(Stated goal): Lines containing the word "this" are to be located and copied.

Entries with figure data:
Start

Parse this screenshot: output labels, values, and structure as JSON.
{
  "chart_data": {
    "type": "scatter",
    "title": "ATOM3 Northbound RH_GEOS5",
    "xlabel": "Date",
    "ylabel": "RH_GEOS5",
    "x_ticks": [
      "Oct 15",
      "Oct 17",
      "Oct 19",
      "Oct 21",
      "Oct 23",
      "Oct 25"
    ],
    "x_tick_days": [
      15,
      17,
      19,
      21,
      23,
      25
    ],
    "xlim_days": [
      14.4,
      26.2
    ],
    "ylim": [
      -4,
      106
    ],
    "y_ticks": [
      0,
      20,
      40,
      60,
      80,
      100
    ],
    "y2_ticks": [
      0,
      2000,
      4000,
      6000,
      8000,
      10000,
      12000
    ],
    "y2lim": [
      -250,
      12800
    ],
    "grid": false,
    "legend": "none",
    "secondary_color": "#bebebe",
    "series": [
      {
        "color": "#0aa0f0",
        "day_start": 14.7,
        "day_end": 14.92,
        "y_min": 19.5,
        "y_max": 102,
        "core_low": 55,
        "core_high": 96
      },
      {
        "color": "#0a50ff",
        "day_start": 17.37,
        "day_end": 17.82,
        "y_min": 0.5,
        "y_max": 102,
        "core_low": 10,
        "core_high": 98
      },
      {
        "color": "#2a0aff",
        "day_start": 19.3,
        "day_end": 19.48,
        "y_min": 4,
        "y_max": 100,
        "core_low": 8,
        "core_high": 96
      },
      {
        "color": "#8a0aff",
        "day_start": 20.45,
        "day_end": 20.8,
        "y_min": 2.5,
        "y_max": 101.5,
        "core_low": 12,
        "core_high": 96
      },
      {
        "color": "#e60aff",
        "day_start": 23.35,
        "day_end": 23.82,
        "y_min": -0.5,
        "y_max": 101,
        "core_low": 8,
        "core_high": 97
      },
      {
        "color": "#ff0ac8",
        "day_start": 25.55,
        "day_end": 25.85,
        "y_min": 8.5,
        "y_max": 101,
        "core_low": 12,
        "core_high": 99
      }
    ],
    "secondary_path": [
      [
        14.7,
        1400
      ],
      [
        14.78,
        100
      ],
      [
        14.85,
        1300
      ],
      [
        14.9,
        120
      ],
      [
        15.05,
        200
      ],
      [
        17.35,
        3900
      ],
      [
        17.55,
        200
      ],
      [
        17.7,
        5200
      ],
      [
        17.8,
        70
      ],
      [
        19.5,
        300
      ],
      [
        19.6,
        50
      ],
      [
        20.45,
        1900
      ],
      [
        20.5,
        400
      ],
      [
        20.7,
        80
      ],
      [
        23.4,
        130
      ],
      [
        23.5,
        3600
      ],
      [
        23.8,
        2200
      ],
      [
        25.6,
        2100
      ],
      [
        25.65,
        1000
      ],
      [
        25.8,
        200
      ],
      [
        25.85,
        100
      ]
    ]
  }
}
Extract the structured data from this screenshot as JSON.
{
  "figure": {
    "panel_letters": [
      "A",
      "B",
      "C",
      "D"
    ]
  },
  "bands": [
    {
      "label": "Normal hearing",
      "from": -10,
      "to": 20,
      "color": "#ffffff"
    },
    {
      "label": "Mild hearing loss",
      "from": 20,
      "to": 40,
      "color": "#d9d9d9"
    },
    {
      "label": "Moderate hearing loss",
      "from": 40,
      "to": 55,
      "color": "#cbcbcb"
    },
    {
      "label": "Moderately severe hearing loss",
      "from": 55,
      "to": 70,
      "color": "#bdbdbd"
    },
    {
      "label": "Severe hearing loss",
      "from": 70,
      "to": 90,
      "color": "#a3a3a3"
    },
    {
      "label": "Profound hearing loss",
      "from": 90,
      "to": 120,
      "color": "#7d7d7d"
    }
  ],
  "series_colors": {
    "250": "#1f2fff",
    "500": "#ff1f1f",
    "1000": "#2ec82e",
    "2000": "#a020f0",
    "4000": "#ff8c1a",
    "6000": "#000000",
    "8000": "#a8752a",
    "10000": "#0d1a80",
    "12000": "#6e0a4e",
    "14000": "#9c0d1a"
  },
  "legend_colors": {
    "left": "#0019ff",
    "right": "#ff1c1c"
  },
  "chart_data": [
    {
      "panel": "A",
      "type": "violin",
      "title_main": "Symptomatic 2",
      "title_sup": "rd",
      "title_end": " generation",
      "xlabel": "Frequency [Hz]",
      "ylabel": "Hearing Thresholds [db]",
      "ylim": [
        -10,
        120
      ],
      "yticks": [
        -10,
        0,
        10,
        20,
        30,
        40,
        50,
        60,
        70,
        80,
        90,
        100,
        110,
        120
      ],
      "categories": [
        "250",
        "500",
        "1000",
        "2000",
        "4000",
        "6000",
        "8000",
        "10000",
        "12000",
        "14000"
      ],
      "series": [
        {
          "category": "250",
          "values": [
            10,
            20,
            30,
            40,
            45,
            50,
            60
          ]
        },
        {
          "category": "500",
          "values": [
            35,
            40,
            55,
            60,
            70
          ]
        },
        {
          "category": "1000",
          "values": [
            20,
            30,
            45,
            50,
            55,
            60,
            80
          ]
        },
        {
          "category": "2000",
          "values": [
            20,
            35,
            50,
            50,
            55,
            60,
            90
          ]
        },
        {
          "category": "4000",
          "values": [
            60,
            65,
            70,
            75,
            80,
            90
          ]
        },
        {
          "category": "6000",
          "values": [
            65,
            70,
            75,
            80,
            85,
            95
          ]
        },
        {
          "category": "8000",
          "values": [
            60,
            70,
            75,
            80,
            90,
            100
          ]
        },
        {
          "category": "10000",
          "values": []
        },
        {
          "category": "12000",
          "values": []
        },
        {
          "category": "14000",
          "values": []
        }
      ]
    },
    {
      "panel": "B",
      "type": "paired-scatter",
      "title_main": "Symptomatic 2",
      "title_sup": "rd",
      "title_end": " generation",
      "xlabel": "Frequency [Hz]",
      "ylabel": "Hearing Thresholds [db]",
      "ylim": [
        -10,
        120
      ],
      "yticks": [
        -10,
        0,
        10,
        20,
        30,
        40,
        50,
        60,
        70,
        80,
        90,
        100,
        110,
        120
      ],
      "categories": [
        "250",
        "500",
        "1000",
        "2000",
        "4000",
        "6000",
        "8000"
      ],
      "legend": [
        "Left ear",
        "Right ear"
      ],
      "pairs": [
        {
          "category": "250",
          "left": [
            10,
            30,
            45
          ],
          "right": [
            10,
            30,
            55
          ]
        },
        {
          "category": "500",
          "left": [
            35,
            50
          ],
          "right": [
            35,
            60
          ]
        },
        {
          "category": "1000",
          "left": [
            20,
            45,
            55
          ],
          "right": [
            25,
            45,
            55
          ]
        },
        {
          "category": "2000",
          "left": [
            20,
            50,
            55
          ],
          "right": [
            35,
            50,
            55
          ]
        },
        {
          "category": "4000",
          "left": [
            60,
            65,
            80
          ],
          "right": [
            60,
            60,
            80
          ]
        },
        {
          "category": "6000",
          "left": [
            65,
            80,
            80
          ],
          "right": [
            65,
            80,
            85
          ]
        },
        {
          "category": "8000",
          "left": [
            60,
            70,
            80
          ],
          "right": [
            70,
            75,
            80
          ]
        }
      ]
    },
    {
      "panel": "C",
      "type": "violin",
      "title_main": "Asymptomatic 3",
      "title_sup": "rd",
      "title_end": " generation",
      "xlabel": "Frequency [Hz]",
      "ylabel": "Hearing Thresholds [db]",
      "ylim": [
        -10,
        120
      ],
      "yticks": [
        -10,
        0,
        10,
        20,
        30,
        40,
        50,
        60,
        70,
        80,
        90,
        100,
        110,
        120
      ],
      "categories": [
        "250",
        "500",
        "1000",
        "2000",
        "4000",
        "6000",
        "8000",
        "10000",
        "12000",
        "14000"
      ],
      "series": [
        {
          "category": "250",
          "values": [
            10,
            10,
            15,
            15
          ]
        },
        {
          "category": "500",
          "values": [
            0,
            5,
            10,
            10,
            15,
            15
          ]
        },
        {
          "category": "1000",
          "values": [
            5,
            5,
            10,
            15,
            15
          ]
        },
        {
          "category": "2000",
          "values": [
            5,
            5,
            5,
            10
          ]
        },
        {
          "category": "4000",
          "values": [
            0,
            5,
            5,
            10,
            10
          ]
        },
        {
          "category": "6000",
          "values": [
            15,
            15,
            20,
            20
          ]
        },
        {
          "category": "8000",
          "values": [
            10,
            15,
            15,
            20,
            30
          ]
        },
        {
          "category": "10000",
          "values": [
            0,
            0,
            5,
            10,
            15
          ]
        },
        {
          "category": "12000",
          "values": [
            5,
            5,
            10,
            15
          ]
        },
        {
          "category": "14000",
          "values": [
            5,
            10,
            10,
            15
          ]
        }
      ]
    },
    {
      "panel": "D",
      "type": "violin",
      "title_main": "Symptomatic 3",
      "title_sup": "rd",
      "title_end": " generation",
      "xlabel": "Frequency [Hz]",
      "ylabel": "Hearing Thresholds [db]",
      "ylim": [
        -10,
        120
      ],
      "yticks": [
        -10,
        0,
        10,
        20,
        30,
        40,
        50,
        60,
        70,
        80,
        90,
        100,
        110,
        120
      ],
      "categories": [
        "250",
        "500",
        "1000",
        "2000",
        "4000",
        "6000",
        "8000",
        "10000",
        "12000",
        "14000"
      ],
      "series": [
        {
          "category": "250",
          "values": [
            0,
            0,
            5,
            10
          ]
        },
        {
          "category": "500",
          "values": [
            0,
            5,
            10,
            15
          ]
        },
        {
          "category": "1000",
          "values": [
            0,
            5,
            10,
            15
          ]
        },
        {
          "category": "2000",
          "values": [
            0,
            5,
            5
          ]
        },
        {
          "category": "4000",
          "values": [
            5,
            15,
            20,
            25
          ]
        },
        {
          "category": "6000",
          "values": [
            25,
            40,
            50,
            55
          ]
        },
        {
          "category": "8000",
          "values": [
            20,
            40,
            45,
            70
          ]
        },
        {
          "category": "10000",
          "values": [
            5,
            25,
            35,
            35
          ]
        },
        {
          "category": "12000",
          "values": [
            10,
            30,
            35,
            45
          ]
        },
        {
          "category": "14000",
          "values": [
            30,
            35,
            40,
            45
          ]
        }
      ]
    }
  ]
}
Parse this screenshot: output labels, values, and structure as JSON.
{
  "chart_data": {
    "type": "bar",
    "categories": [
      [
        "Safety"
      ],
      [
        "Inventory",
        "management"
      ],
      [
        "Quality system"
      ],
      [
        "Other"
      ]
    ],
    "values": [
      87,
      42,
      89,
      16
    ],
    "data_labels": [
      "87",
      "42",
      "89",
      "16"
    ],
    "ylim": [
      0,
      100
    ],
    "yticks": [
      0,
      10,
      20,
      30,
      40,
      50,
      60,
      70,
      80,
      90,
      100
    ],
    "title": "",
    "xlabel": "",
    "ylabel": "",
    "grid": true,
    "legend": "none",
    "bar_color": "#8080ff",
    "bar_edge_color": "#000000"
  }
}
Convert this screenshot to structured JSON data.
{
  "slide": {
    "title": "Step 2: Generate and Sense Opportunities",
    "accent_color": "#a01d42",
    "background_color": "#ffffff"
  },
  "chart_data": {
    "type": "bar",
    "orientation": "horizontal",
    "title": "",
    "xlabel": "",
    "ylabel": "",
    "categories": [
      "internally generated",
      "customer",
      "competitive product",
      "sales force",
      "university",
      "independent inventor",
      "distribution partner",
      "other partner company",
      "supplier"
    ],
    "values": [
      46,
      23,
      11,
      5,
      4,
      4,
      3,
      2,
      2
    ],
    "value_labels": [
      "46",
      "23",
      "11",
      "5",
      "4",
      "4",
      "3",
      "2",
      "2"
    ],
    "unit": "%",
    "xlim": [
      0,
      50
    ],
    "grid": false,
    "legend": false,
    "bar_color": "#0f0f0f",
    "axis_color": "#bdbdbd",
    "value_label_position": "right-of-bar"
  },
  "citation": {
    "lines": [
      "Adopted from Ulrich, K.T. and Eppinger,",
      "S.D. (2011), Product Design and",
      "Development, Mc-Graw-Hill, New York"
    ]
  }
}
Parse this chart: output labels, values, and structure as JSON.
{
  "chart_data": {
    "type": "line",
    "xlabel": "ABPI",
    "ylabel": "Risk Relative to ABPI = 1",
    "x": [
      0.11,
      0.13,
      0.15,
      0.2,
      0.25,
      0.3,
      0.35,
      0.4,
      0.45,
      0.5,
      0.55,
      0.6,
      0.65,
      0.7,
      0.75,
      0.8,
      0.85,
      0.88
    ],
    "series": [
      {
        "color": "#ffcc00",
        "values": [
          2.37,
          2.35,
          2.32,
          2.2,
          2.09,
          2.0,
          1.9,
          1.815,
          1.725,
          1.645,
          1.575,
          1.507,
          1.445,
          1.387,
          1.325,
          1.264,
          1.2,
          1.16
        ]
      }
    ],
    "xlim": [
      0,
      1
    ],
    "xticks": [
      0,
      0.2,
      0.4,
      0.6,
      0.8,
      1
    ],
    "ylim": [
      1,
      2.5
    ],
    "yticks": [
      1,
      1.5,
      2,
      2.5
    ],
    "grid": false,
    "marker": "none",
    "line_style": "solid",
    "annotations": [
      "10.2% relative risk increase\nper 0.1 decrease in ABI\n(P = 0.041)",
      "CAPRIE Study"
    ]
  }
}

End

(Written response):
Parse this screenshot: output labels, values, and structure as JSON.
Extract the structured data from this screenshot as JSON.
Parse this screenshot: output labels, values, and structure as JSON.
Convert this screenshot to structured JSON data.
Parse this chart: output labels, values, and structure as JSON.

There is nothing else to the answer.